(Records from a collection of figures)
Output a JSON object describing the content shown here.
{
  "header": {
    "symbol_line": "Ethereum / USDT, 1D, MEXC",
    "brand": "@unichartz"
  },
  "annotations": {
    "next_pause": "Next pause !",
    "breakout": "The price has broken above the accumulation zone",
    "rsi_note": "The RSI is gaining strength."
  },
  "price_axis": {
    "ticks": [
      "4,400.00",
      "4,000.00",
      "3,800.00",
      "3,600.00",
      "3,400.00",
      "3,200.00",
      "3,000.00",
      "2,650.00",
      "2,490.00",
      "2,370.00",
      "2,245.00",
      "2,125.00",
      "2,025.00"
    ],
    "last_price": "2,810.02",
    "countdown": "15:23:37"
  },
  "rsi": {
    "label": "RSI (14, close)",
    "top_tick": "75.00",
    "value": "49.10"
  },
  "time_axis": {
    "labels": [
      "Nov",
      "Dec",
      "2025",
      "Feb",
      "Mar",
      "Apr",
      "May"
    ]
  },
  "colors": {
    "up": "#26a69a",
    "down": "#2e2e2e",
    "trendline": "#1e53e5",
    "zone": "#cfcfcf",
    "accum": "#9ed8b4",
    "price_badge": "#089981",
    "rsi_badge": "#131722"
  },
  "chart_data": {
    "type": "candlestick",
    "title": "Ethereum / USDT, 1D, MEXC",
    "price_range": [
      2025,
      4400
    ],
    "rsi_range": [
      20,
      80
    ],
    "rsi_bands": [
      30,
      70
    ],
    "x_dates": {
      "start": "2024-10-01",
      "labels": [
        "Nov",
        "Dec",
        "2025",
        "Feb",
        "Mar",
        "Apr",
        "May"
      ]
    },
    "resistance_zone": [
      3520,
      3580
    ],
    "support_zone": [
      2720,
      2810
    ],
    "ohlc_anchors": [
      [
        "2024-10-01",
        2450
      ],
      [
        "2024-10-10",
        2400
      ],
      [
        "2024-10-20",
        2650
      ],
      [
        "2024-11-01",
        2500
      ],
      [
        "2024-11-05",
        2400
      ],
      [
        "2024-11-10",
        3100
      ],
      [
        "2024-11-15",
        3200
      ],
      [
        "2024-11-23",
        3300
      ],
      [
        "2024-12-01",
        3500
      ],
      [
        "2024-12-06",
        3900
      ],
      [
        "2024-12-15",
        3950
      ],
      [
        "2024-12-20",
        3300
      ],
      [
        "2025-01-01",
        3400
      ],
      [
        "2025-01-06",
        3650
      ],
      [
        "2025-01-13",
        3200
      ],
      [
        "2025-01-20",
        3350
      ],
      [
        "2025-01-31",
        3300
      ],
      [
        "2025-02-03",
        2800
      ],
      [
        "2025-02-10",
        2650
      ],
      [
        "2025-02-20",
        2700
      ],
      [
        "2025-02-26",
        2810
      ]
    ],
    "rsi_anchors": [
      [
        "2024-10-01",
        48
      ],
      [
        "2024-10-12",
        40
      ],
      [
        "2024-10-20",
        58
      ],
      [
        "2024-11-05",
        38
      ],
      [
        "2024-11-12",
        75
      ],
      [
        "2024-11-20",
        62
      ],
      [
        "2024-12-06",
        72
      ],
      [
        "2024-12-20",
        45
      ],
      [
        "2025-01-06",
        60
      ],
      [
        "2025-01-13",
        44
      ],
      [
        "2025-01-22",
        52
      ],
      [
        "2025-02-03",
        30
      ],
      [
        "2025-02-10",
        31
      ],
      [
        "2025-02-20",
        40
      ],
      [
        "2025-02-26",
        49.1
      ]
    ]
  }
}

GOAL:
Retype the data exactly as given.

THE REPLY:
Output a JSON object describing the content shown here.
{
  "header": {
    "symbol_line": "Ethereum / USDT, 1D, MEXC",
    "brand": "@unichartz"
  },
  "annotations": {
    "next_pause": "Next pause !",
    "breakout": "The price has broken above the accumulation zone",
    "rsi_note": "The RSI is gaining strength."
  },
  "price_axis": {
    "ticks": [
      "4,400.00",
      "4,000.00",
      "3,800.00",
      "3,600.00",
      "3,400.00",
      "3,200.00",
      "3,000.00",
      "2,650.00",
      "2,490.00",
      "2,370.00",
      "2,245.00",
      "2,125.00",
      "2,025.00"
    ],
    "last_price": "2,810.02",
    "countdown": "15:23:37"
  },
  "rsi": {
    "label": "RSI (14, close)",
    "top_tick": "75.00",
    "value": "49.10"
  },
  "time_axis": {
    "labels": [
      "Nov",
      "Dec",
      "2025",
      "Feb",
      "Mar",
      "Apr",
      "May"
    ]
  },
  "colors": {
    "up": "#26a69a",
    "down": "#2e2e2e",
    "trendline": "#1e53e5",
    "zone": "#cfcfcf",
    "accum": "#9ed8b4",
    "price_badge": "#089981",
    "rsi_badge": "#131722"
  },
  "chart_data": {
    "type": "candlestick",
    "title": "Ethereum / USDT, 1D, MEXC",
    "price_range": [
      2025,
      4400
    ],
    "rsi_range": [
      20,
      80
    ],
    "rsi_bands": [
      30,
      70
    ],
    "x_dates": {
      "start": "2024-10-01",
      "labels": [
        "Nov",
        "Dec",
        "2025",
        "Feb",
        "Mar",
        "Apr",
        "May"
      ]
    },
    "resistance_zone": [
      3520,
      3580
    ],
    "support_zone": [
      2720,
      2810
    ],
    "ohlc_anchors": [
      [
        "2024-10-01",
        2450
      ],
      [
        "2024-10-10",
        2400
      ],
      [
        "2024-10-20",
        2650
      ],
      [
        "2024-11-01",
        2500
      ],
      [
        "2024-11-05",
        2400
      ],
      [
        "2024-11-10",
        3100
      ],
      [
        "2024-11-15",
        3200
      ],
      [
        "2024-11-23",
        3300
      ],
      [
        "2024-12-01",
        3500
      ],
      [
        "2024-12-06",
        3900
      ],
      [
        "2024-12-15",
        3950
      ],
      [
        "2024-12-20",
        3300
      ],
      [
        "2025-01-01",
        3400
      ],
      [
        "2025-01-06",
        3650
      ],
      [
        "2025-01-13",
        3200
      ],
      [
        "2025-01-20",
        3350
      ],
      [
        "2025-01-31",
        3300
      ],
      [
        "2025-02-03",
        2800
      ],
      [
        "2025-02-10",
        2650
      ],
      [
        "2025-02-20",
        2700
      ],
      [
        "2025-02-26",
        2810
      ]
    ],
    "rsi_anchors": [
      [
        "2024-10-01",
        48
      ],
      [
        "2024-10-12",
        40
      ],
      [
        "2024-10-20",
        58
      ],
      [
        "2024-11-05",
        38
      ],
      [
        "2024-11-12",
        75
      ],
      [
        "2024-11-20",
        62
      ],
      [
        "2024-12-06",
        72
      ],
      [
        "2024-12-20",
        45
      ],
      [
        "2025-01-06",
        60
      ],
      [
        "2025-01-13",
        44
      ],
      [
        "2025-01-22",
        52
      ],
      [
        "2025-02-03",
        30
      ],
      [
        "2025-02-10",
        31
      ],
      [
        "2025-02-20",
        40
      ],
      [
        "2025-02-26",
        49.1
      ]
    ]
  }
}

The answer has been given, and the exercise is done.